-- CHALLENGE --
Make an exact copy of all the data.

(Records from a data collection)
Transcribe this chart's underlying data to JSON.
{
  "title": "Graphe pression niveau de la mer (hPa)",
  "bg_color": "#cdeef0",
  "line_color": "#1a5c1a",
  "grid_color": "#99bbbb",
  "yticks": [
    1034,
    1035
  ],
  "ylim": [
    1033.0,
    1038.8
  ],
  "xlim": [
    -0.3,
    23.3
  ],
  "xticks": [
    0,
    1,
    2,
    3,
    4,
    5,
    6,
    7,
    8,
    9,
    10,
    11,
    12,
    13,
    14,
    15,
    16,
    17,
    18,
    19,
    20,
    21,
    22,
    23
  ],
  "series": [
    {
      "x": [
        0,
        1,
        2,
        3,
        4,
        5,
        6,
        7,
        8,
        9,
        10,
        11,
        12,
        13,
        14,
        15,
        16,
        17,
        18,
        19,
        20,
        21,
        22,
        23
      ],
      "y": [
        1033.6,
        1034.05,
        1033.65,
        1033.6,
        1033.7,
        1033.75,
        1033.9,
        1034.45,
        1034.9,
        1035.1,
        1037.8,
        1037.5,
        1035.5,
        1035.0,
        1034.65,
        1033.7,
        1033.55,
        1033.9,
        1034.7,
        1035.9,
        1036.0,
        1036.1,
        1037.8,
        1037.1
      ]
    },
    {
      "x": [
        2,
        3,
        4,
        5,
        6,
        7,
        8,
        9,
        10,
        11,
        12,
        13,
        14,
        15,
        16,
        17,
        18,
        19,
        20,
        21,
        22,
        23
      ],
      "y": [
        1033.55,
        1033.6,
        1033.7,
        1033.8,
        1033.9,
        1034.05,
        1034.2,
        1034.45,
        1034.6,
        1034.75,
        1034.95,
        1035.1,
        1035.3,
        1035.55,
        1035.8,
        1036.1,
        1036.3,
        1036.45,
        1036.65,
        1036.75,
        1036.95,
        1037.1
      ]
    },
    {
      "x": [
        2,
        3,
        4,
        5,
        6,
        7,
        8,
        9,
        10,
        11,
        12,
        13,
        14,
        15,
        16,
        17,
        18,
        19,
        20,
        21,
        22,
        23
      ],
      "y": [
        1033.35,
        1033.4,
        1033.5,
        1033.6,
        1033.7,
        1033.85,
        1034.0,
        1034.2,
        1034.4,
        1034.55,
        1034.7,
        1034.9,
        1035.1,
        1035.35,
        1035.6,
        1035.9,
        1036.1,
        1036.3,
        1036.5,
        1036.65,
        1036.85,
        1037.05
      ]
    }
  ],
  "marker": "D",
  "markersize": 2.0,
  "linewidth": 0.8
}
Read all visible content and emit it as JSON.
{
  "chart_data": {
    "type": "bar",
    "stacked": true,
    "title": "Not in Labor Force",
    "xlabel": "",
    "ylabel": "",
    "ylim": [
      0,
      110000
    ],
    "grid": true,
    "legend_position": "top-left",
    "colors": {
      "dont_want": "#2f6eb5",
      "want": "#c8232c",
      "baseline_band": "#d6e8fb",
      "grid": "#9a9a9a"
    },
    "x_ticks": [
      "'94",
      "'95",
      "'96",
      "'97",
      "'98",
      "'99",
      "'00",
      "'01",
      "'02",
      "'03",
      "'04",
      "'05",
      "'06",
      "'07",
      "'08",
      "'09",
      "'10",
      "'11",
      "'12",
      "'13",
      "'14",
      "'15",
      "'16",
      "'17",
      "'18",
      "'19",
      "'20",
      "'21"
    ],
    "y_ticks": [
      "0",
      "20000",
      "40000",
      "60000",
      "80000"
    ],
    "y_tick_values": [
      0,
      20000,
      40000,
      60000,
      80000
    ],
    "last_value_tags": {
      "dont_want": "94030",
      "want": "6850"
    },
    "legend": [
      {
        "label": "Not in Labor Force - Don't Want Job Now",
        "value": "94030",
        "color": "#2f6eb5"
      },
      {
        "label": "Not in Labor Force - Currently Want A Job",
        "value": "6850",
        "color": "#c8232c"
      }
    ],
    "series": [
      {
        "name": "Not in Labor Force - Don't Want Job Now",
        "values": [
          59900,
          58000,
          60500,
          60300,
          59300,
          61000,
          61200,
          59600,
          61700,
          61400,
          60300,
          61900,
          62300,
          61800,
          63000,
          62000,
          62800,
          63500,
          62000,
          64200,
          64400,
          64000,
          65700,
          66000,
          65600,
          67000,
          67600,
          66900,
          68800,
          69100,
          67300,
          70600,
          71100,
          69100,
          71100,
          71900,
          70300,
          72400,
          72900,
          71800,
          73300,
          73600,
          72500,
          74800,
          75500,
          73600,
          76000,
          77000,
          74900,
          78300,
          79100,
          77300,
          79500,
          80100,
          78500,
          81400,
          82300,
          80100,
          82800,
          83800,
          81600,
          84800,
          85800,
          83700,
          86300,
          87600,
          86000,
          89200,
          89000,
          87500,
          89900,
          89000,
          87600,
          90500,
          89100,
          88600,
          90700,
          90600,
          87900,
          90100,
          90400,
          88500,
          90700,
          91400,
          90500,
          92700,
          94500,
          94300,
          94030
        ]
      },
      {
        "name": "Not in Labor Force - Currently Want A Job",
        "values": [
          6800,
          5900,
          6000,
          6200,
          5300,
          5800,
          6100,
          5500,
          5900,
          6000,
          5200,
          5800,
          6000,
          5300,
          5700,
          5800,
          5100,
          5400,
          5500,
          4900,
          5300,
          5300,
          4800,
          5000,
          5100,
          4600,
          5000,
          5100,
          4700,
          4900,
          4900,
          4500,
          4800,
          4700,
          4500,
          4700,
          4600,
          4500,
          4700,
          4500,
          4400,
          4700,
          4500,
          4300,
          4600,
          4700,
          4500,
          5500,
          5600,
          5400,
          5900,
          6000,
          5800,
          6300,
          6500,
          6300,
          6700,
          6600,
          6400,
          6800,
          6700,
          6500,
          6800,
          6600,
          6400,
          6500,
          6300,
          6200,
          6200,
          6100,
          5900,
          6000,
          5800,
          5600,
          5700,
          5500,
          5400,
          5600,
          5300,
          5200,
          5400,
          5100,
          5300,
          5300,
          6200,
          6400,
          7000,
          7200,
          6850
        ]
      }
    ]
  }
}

-- FINISHED TASK --
Transcribe this chart's underlying data to JSON.
{
  "title": "Graphe pression niveau de la mer (hPa)",
  "bg_color": "#cdeef0",
  "line_color": "#1a5c1a",
  "grid_color": "#99bbbb",
  "yticks": [
    1034,
    1035
  ],
  "ylim": [
    1033.0,
    1038.8
  ],
  "xlim": [
    -0.3,
    23.3
  ],
  "xticks": [
    0,
    1,
    2,
    3,
    4,
    5,
    6,
    7,
    8,
    9,
    10,
    11,
    12,
    13,
    14,
    15,
    16,
    17,
    18,
    19,
    20,
    21,
    22,
    23
  ],
  "series": [
    {
      "x": [
        0,
        1,
        2,
        3,
        4,
        5,
        6,
        7,
        8,
        9,
        10,
        11,
        12,
        13,
        14,
        15,
        16,
        17,
        18,
        19,
        20,
        21,
        22,
        23
      ],
      "y": [
        1033.6,
        1034.05,
        1033.65,
        1033.6,
        1033.7,
        1033.75,
        1033.9,
        1034.45,
        1034.9,
        1035.1,
        1037.8,
        1037.5,
        1035.5,
        1035.0,
        1034.65,
        1033.7,
        1033.55,
        1033.9,
        1034.7,
        1035.9,
        1036.0,
        1036.1,
        1037.8,
        1037.1
      ]
    },
    {
      "x": [
        2,
        3,
        4,
        5,
        6,
        7,
        8,
        9,
        10,
        11,
        12,
        13,
        14,
        15,
        16,
        17,
        18,
        19,
        20,
        21,
        22,
        23
      ],
      "y": [
        1033.55,
        1033.6,
        1033.7,
        1033.8,
        1033.9,
        1034.05,
        1034.2,
        1034.45,
        1034.6,
        1034.75,
        1034.95,
        1035.1,
        1035.3,
        1035.55,
        1035.8,
        1036.1,
        1036.3,
        1036.45,
        1036.65,
        1036.75,
        1036.95,
        1037.1
      ]
    },
    {
      "x": [
        2,
        3,
        4,
        5,
        6,
        7,
        8,
        9,
        10,
        11,
        12,
        13,
        14,
        15,
        16,
        17,
        18,
        19,
        20,
        21,
        22,
        23
      ],
      "y": [
        1033.35,
        1033.4,
        1033.5,
        1033.6,
        1033.7,
        1033.85,
        1034.0,
        1034.2,
        1034.4,
        1034.55,
        1034.7,
        1034.9,
        1035.1,
        1035.35,
        1035.6,
        1035.9,
        1036.1,
        1036.3,
        1036.5,
        1036.65,
        1036.85,
        1037.05
      ]
    }
  ],
  "marker": "D",
  "markersize": 2.0,
  "linewidth": 0.8
}
Read all visible content and emit it as JSON.
{
  "chart_data": {
    "type": "bar",
    "stacked": true,
    "title": "Not in Labor Force",
    "xlabel": "",
    "ylabel": "",
    "ylim": [
      0,
      110000
    ],
    "grid": true,
    "legend_position": "top-left",
    "colors": {
      "dont_want": "#2f6eb5",
      "want": "#c8232c",
      "baseline_band": "#d6e8fb",
      "grid": "#9a9a9a"
    },
    "x_ticks": [
      "'94",
      "'95",
      "'96",
      "'97",
      "'98",
      "'99",
      "'00",
      "'01",
      "'02",
      "'03",
      "'04",
      "'05",
      "'06",
      "'07",
      "'08",
      "'09",
      "'10",
      "'11",
      "'12",
      "'13",
      "'14",
      "'15",
      "'16",
      "'17",
      "'18",
      "'19",
      "'20",
      "'21"
    ],
    "y_ticks": [
      "0",
      "20000",
      "40000",
      "60000",
      "80000"
    ],
    "y_tick_values": [
      0,
      20000,
      40000,
      60000,
      80000
    ],
    "last_value_tags": {
      "dont_want": "94030",
      "want": "6850"
    },
    "legend": [
      {
        "label": "Not in Labor Force - Don't Want Job Now",
        "value": "94030",
        "color": "#2f6eb5"
      },
      {
        "label": "Not in Labor Force - Currently Want A Job",
        "value": "6850",
        "color": "#c8232c"
      }
    ],
    "series": [
      {
        "name": "Not in Labor Force - Don't Want Job Now",
        "values": [
          59900,
          58000,
          60500,
          60300,
          59300,
          61000,
          61200,
          59600,
          61700,
          61400,
          60300,
          61900,
          62300,
          61800,
          63000,
          62000,
          62800,
          63500,
          62000,
          64200,
          64400,
          64000,
          65700,
          66000,
          65600,
          67000,
          67600,
          66900,
          68800,
          69100,
          67300,
          70600,
          71100,
          69100,
          71100,
          71900,
          70300,
          72400,
          72900,
          71800,
          73300,
          73600,
          72500,
          74800,
          75500,
          73600,
          76000,
          77000,
          74900,
          78300,
          79100,
          77300,
          79500,
          80100,
          78500,
          81400,
          82300,
          80100,
          82800,
          83800,
          81600,
          84800,
          85800,
          83700,
          86300,
          87600,
          86000,
          89200,
          89000,
          87500,
          89900,
          89000,
          87600,
          90500,
          89100,
          88600,
          90700,
          90600,
          87900,
          90100,
          90400,
          88500,
          90700,
          91400,
          90500,
          92700,
          94500,
          94300,
          94030
        ]
      },
      {
        "name": "Not in Labor Force - Currently Want A Job",
        "values": [
          6800,
          5900,
          6000,
          6200,
          5300,
          5800,
          6100,
          5500,
          5900,
          6000,
          5200,
          5800,
          6000,
          5300,
          5700,
          5800,
          5100,
          5400,
          5500,
          4900,
          5300,
          5300,
          4800,
          5000,
          5100,
          4600,
          5000,
          5100,
          4700,
          4900,
          4900,
          4500,
          4800,
          4700,
          4500,
          4700,
          4600,
          4500,
          4700,
          4500,
          4400,
          4700,
          4500,
          4300,
          4600,
          4700,
          4500,
          5500,
          5600,
          5400,
          5900,
          6000,
          5800,
          6300,
          6500,
          6300,
          6700,
          6600,
          6400,
          6800,
          6700,
          6500,
          6800,
          6600,
          6400,
          6500,
          6300,
          6200,
          6200,
          6100,
          5900,
          6000,
          5800,
          5600,
          5700,
          5500,
          5400,
          5600,
          5300,
          5200,
          5400,
          5100,
          5300,
          5300,
          6200,
          6400,
          7000,
          7200,
          6850
        ]
      }
    ]
  }
}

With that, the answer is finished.